*OBJECTIVE*. Extract the full set of records that follows, word for word.

+ + + +

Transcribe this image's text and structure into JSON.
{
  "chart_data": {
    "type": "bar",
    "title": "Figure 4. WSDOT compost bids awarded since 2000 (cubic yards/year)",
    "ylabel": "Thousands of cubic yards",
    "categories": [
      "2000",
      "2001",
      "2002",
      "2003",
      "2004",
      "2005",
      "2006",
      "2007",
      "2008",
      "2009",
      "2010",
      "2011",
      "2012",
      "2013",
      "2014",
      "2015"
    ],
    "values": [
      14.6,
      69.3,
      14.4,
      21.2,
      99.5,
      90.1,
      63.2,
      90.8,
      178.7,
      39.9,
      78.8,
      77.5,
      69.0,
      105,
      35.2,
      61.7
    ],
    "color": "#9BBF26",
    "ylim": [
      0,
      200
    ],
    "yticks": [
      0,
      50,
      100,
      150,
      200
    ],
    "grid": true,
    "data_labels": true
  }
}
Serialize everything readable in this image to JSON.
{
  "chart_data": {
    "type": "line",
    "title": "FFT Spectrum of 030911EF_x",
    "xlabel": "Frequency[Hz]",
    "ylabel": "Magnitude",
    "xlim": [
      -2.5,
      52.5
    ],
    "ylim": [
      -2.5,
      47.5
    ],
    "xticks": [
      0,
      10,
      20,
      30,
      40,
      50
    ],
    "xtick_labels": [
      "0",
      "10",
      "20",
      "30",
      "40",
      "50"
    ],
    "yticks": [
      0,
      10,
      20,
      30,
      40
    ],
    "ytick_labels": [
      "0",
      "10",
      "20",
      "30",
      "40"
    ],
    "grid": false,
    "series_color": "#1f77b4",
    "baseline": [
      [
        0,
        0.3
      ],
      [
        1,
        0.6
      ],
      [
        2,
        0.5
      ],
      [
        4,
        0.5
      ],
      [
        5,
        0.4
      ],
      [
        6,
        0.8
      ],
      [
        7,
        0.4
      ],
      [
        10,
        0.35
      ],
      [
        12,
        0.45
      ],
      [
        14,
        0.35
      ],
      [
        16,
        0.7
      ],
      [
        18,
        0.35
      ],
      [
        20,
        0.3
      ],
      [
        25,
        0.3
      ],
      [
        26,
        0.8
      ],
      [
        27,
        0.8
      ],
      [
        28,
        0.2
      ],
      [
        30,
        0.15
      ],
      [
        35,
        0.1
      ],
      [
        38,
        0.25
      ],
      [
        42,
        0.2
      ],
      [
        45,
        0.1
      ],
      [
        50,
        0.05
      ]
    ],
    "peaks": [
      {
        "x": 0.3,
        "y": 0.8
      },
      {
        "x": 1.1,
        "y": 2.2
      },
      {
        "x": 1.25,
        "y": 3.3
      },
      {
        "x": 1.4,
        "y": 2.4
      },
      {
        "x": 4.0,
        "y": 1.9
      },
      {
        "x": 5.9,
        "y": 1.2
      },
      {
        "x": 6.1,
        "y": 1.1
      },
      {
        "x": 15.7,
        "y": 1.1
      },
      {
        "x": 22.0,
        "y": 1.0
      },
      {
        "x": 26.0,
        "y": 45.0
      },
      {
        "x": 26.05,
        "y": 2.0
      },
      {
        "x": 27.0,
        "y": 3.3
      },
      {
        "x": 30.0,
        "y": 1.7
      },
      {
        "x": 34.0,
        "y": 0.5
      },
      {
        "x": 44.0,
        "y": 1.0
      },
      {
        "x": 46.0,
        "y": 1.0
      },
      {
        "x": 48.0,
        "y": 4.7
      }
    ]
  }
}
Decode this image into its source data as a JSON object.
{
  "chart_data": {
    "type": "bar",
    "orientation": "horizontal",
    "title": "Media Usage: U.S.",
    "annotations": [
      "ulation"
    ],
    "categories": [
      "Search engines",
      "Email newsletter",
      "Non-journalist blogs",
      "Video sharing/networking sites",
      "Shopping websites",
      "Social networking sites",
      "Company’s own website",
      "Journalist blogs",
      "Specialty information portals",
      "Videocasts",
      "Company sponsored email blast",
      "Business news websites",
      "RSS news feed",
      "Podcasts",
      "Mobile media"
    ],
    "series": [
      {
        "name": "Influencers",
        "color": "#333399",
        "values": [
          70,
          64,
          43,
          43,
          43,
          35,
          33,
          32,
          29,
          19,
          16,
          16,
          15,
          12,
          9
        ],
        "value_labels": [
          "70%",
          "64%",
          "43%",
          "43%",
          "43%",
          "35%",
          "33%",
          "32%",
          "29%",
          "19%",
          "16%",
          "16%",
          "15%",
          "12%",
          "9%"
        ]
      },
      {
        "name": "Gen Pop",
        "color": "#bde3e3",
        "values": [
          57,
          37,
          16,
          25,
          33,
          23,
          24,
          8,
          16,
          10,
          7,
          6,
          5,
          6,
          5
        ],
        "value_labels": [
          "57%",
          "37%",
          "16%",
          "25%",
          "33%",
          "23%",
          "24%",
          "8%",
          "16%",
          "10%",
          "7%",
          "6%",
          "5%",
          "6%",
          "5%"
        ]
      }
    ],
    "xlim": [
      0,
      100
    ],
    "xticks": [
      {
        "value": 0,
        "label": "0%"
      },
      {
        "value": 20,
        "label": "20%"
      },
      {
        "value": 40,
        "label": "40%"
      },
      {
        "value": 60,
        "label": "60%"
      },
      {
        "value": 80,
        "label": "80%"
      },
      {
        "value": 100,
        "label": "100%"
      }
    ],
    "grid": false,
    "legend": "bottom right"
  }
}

+ + + +

*REPLY*.
Transcribe this image's text and structure into JSON.
{
  "chart_data": {
    "type": "bar",
    "title": "Figure 4. WSDOT compost bids awarded since 2000 (cubic yards/year)",
    "ylabel": "Thousands of cubic yards",
    "categories": [
      "2000",
      "2001",
      "2002",
      "2003",
      "2004",
      "2005",
      "2006",
      "2007",
      "2008",
      "2009",
      "2010",
      "2011",
      "2012",
      "2013",
      "2014",
      "2015"
    ],
    "values": [
      14.6,
      69.3,
      14.4,
      21.2,
      99.5,
      90.1,
      63.2,
      90.8,
      178.7,
      39.9,
      78.8,
      77.5,
      69.0,
      105,
      35.2,
      61.7
    ],
    "color": "#9BBF26",
    "ylim": [
      0,
      200
    ],
    "yticks": [
      0,
      50,
      100,
      150,
      200
    ],
    "grid": true,
    "data_labels": true
  }
}
Serialize everything readable in this image to JSON.
{
  "chart_data": {
    "type": "line",
    "title": "FFT Spectrum of 030911EF_x",
    "xlabel": "Frequency[Hz]",
    "ylabel": "Magnitude",
    "xlim": [
      -2.5,
      52.5
    ],
    "ylim": [
      -2.5,
      47.5
    ],
    "xticks": [
      0,
      10,
      20,
      30,
      40,
      50
    ],
    "xtick_labels": [
      "0",
      "10",
      "20",
      "30",
      "40",
      "50"
    ],
    "yticks": [
      0,
      10,
      20,
      30,
      40
    ],
    "ytick_labels": [
      "0",
      "10",
      "20",
      "30",
      "40"
    ],
    "grid": false,
    "series_color": "#1f77b4",
    "baseline": [
      [
        0,
        0.3
      ],
      [
        1,
        0.6
      ],
      [
        2,
        0.5
      ],
      [
        4,
        0.5
      ],
      [
        5,
        0.4
      ],
      [
        6,
        0.8
      ],
      [
        7,
        0.4
      ],
      [
        10,
        0.35
      ],
      [
        12,
        0.45
      ],
      [
        14,
        0.35
      ],
      [
        16,
        0.7
      ],
      [
        18,
        0.35
      ],
      [
        20,
        0.3
      ],
      [
        25,
        0.3
      ],
      [
        26,
        0.8
      ],
      [
        27,
        0.8
      ],
      [
        28,
        0.2
      ],
      [
        30,
        0.15
      ],
      [
        35,
        0.1
      ],
      [
        38,
        0.25
      ],
      [
        42,
        0.2
      ],
      [
        45,
        0.1
      ],
      [
        50,
        0.05
      ]
    ],
    "peaks": [
      {
        "x": 0.3,
        "y": 0.8
      },
      {
        "x": 1.1,
        "y": 2.2
      },
      {
        "x": 1.25,
        "y": 3.3
      },
      {
        "x": 1.4,
        "y": 2.4
      },
      {
        "x": 4.0,
        "y": 1.9
      },
      {
        "x": 5.9,
        "y": 1.2
      },
      {
        "x": 6.1,
        "y": 1.1
      },
      {
        "x": 15.7,
        "y": 1.1
      },
      {
        "x": 22.0,
        "y": 1.0
      },
      {
        "x": 26.0,
        "y": 45.0
      },
      {
        "x": 26.05,
        "y": 2.0
      },
      {
        "x": 27.0,
        "y": 3.3
      },
      {
        "x": 30.0,
        "y": 1.7
      },
      {
        "x": 34.0,
        "y": 0.5
      },
      {
        "x": 44.0,
        "y": 1.0
      },
      {
        "x": 46.0,
        "y": 1.0
      },
      {
        "x": 48.0,
        "y": 4.7
      }
    ]
  }
}
Decode this image into its source data as a JSON object.
{
  "chart_data": {
    "type": "bar",
    "orientation": "horizontal",
    "title": "Media Usage: U.S.",
    "annotations": [
      "ulation"
    ],
    "categories": [
      "Search engines",
      "Email newsletter",
      "Non-journalist blogs",
      "Video sharing/networking sites",
      "Shopping websites",
      "Social networking sites",
      "Company’s own website",
      "Journalist blogs",
      "Specialty information portals",
      "Videocasts",
      "Company sponsored email blast",
      "Business news websites",
      "RSS news feed",
      "Podcasts",
      "Mobile media"
    ],
    "series": [
      {
        "name": "Influencers",
        "color": "#333399",
        "values": [
          70,
          64,
          43,
          43,
          43,
          35,
          33,
          32,
          29,
          19,
          16,
          16,
          15,
          12,
          9
        ],
        "value_labels": [
          "70%",
          "64%",
          "43%",
          "43%",
          "43%",
          "35%",
          "33%",
          "32%",
          "29%",
          "19%",
          "16%",
          "16%",
          "15%",
          "12%",
          "9%"
        ]
      },
      {
        "name": "Gen Pop",
        "color": "#bde3e3",
        "values": [
          57,
          37,
          16,
          25,
          33,
          23,
          24,
          8,
          16,
          10,
          7,
          6,
          5,
          6,
          5
        ],
        "value_labels": [
          "57%",
          "37%",
          "16%",
          "25%",
          "33%",
          "23%",
          "24%",
          "8%",
          "16%",
          "10%",
          "7%",
          "6%",
          "5%",
          "6%",
          "5%"
        ]
      }
    ],
    "xlim": [
      0,
      100
    ],
    "xticks": [
      {
        "value": 0,
        "label": "0%"
      },
      {
        "value": 20,
        "label": "20%"
      },
      {
        "value": 40,
        "label": "40%"
      },
      {
        "value": 60,
        "label": "60%"
      },
      {
        "value": 80,
        "label": "80%"
      },
      {
        "value": 100,
        "label": "100%"
      }
    ],
    "grid": false,
    "legend": "bottom right"
  }
}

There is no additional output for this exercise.